21. Brier Score
The Brier score BS
is a scrictly proper scoring rule used to judge probabilistic classifiers. It is defined as follows.
\(BS = \dfrac{1}{N} \sum \limits _{t=1}^{N}(y_t - \hat{y}_t)^2\), where
\(N\) is the number of samples,
\(y_t\) is the t-th y observation (zero or one), and
\(\hat{y}_t\) is the probabilistic prediction corresponding to \(y_t\).
The value of BS is in the range \([0, 1]\), where
a value closer to 0 indicates “perfect skill”, and
a value closer to 1 indicates the “worst skill”.
When BS is close to 0.5, the Brier Skill Score BSS
is recommended. BSS is defined as follows.
\(BSS = 1 - \dfrac{BS}{BS_r}\), where
\(BS_r\) is the Brier score for a reference model (eg null model).

Tasks for this exercise:
1. According to the Brier score passage, when is the Brier Skill Score recommended?
2. Please continue the Brier score passage, picking up right after its final sentence.

Data entries:

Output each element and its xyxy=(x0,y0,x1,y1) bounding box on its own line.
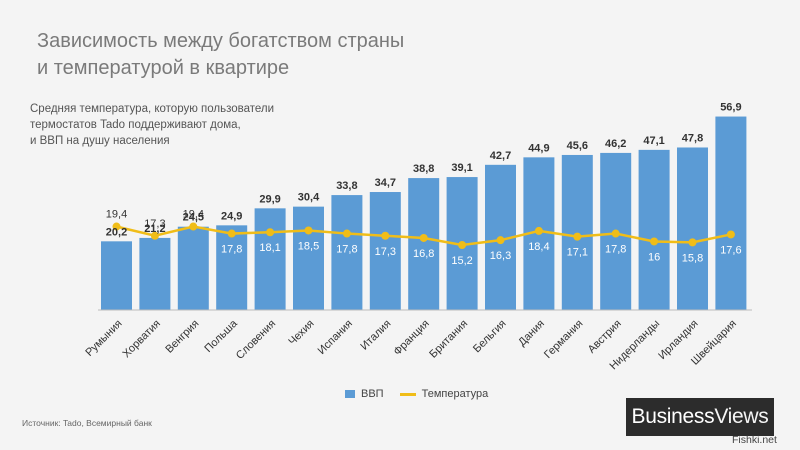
source-note: Источник: Tado, Всемирный банк xyxy=(22,418,152,428)
temperature-value-label: 17,3 xyxy=(375,246,396,258)
temperature-point xyxy=(611,229,620,238)
category-label: Чехия xyxy=(286,318,316,348)
temperature-point xyxy=(458,241,467,249)
temperature-value-label: 17,1 xyxy=(567,247,588,259)
bar xyxy=(254,208,286,310)
category-label: Словения xyxy=(234,318,278,362)
temperature-value-label: 16,3 xyxy=(490,250,511,262)
subtitle-line3: и ВВП на душу населения xyxy=(30,135,170,147)
bar xyxy=(677,147,708,310)
temperature-point xyxy=(189,222,198,231)
temperature-point xyxy=(650,237,659,246)
temperature-value-label: 17,6 xyxy=(720,244,741,256)
temperature-point xyxy=(534,226,543,235)
category-label: Венгрия xyxy=(163,318,201,356)
legend-bar-label: ВВП xyxy=(361,388,384,400)
bar-value-label: 21,2 xyxy=(144,223,165,235)
legend: ВВП Температура xyxy=(345,388,488,400)
temperature-value-label: 18,5 xyxy=(298,240,319,252)
category-label: Бельгия xyxy=(471,318,509,356)
bar xyxy=(216,225,248,310)
bar-value-label: 24,5 xyxy=(183,212,204,224)
temperature-value-label: 19,4 xyxy=(183,209,204,221)
category-label: Франция xyxy=(391,318,431,358)
temperature-value-label: 15,8 xyxy=(682,252,703,264)
businessviews-logo: BusinessViews xyxy=(626,398,774,436)
bar xyxy=(561,154,593,310)
category-label: Италия xyxy=(358,318,393,353)
temperature-point xyxy=(419,233,428,242)
bar-value-label: 33,8 xyxy=(336,180,357,192)
bar-value-label: 45,6 xyxy=(567,140,588,152)
temperature-value-label: 16,8 xyxy=(413,248,434,260)
temperature-value-label: 16 xyxy=(648,251,660,263)
watermark: Fishki.net xyxy=(732,434,777,446)
category-label: Австрия xyxy=(586,318,624,356)
temperature-value-label: 18,4 xyxy=(528,241,549,253)
legend-line-label: Температура xyxy=(421,388,489,400)
temperature-value-label: 15,2 xyxy=(451,255,472,267)
bar-value-label: 20,2 xyxy=(106,226,127,238)
temperature-point xyxy=(304,226,313,235)
legend-line-swatch xyxy=(399,392,416,396)
temperature-value-label: 17,8 xyxy=(221,244,242,256)
bar-value-label: 47,1 xyxy=(643,135,664,147)
category-label: Британия xyxy=(427,318,470,361)
chart-title-line1: Зависимость между богатством страны xyxy=(37,30,405,52)
category-label: Польша xyxy=(202,317,240,355)
bar-value-label: 47,8 xyxy=(682,132,703,144)
bar xyxy=(715,116,747,310)
category-label: Испания xyxy=(316,318,355,357)
temperature-value-label: 17,8 xyxy=(336,244,357,256)
temperature-point xyxy=(266,228,275,237)
bar-value-label: 30,4 xyxy=(298,192,320,204)
subtitle-line1: Средняя температура, которую пользовател… xyxy=(30,103,275,115)
temperature-value-label: 17,3 xyxy=(144,218,165,230)
bar-value-label: 24,9 xyxy=(221,210,242,222)
bar-value-label: 29,9 xyxy=(259,193,280,205)
temperature-point xyxy=(227,229,236,238)
bar-value-label: 38,8 xyxy=(413,163,434,175)
bar-value-label: 39,1 xyxy=(451,162,472,174)
bar xyxy=(638,149,670,310)
temperature-value-label: 18,1 xyxy=(259,242,280,254)
temperature-value-label: 17,8 xyxy=(605,244,626,256)
bar xyxy=(369,192,401,310)
temperature-point xyxy=(726,230,735,239)
bar-value-label: 46,2 xyxy=(605,138,626,150)
logo-views: Views xyxy=(714,405,769,428)
bar xyxy=(101,241,132,310)
logo-business: Business xyxy=(631,405,715,428)
bar-value-label: 42,7 xyxy=(490,150,511,162)
category-label: Германия xyxy=(542,318,585,361)
temperature-point xyxy=(496,236,505,245)
category-label: Хорватия xyxy=(120,318,163,361)
category-label: Румыния xyxy=(83,318,124,359)
bar-value-label: 34,7 xyxy=(375,177,396,189)
chart-subtitle: Средняя температура, которую пользовател… xyxy=(30,101,290,149)
bar-value-label: 56,9 xyxy=(720,102,741,114)
temperature-point xyxy=(573,232,582,241)
temperature-point xyxy=(688,238,697,247)
bar xyxy=(331,195,363,310)
bar xyxy=(408,178,440,310)
bar-value-label: 44,9 xyxy=(528,142,549,154)
temperature-value-label: 19,4 xyxy=(106,209,127,221)
bar xyxy=(293,206,324,310)
temperature-point xyxy=(381,231,390,240)
temperature-point xyxy=(342,229,351,238)
chart-title-line2: и температурой в квартире xyxy=(37,57,290,79)
subtitle-line2: термостатов Tado поддерживают дома, xyxy=(30,119,241,131)
line-layer xyxy=(112,222,735,249)
category-label: Дания xyxy=(516,318,547,349)
bar xyxy=(139,237,171,310)
chart-title: Зависимость между богатством страны и те… xyxy=(37,28,497,82)
legend-bar-swatch xyxy=(345,390,355,398)
bar xyxy=(177,226,209,310)
temperature-point xyxy=(150,231,159,240)
temperature-point xyxy=(112,222,121,231)
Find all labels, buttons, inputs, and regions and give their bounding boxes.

Answers below:
1. When BS is close to 0.5.

2.
The Brier score also goes by the names quadratic loss
or mean squared error
.
21.1. Load data
Let’s import a dataset about students and whether they have conducted research. The indepent variables in X are the student’s scores and peformance measures, and the dependent variable y is whether they have done research (y = 1) or not (y = 0).
[1]:
import pandas as pd
import numpy as np
url = 'https://raw.githubusercontent.com/selva86/datasets/master/Admission.csv'
Xy = pd.read_csv(url) \
.drop(columns=['Chance of Admit ', 'Serial No.'])
Xy.shape
[1]:
(400, 7)
[2]:
Xy.columns
[2]:
Index(['GRE Score', 'TOEFL Score', 'University Rating', 'SOP', 'LOR ', 'CGPA',
'Research'],
dtype='object')
[3]:
Xy.head()
[3]:
GRE Score | TOEFL Score | University Rating | SOP | LOR | CGPA | Research | |
---|---|---|---|---|---|---|---|
0 | 337 | 118 | 4 | 4.5 | 4.5 | 9.65 | 1 |
1 | 324 | 107 | 4 | 4.0 | 4.5 | 8.87 | 1 |
2 | 316 | 104 | 3 | 3.0 | 3.5 | 8.00 | 1 |
3 | 322 | 110 | 3 | 3.5 | 2.5 | 8.67 | 1 |
4 | 314 | 103 | 2 | 2.0 | 3.0 | 8.21 | 0 |
21.2. Create Xy
We will split Xy in X and y individually.
[4]:
X = Xy.drop(columns=['Research'])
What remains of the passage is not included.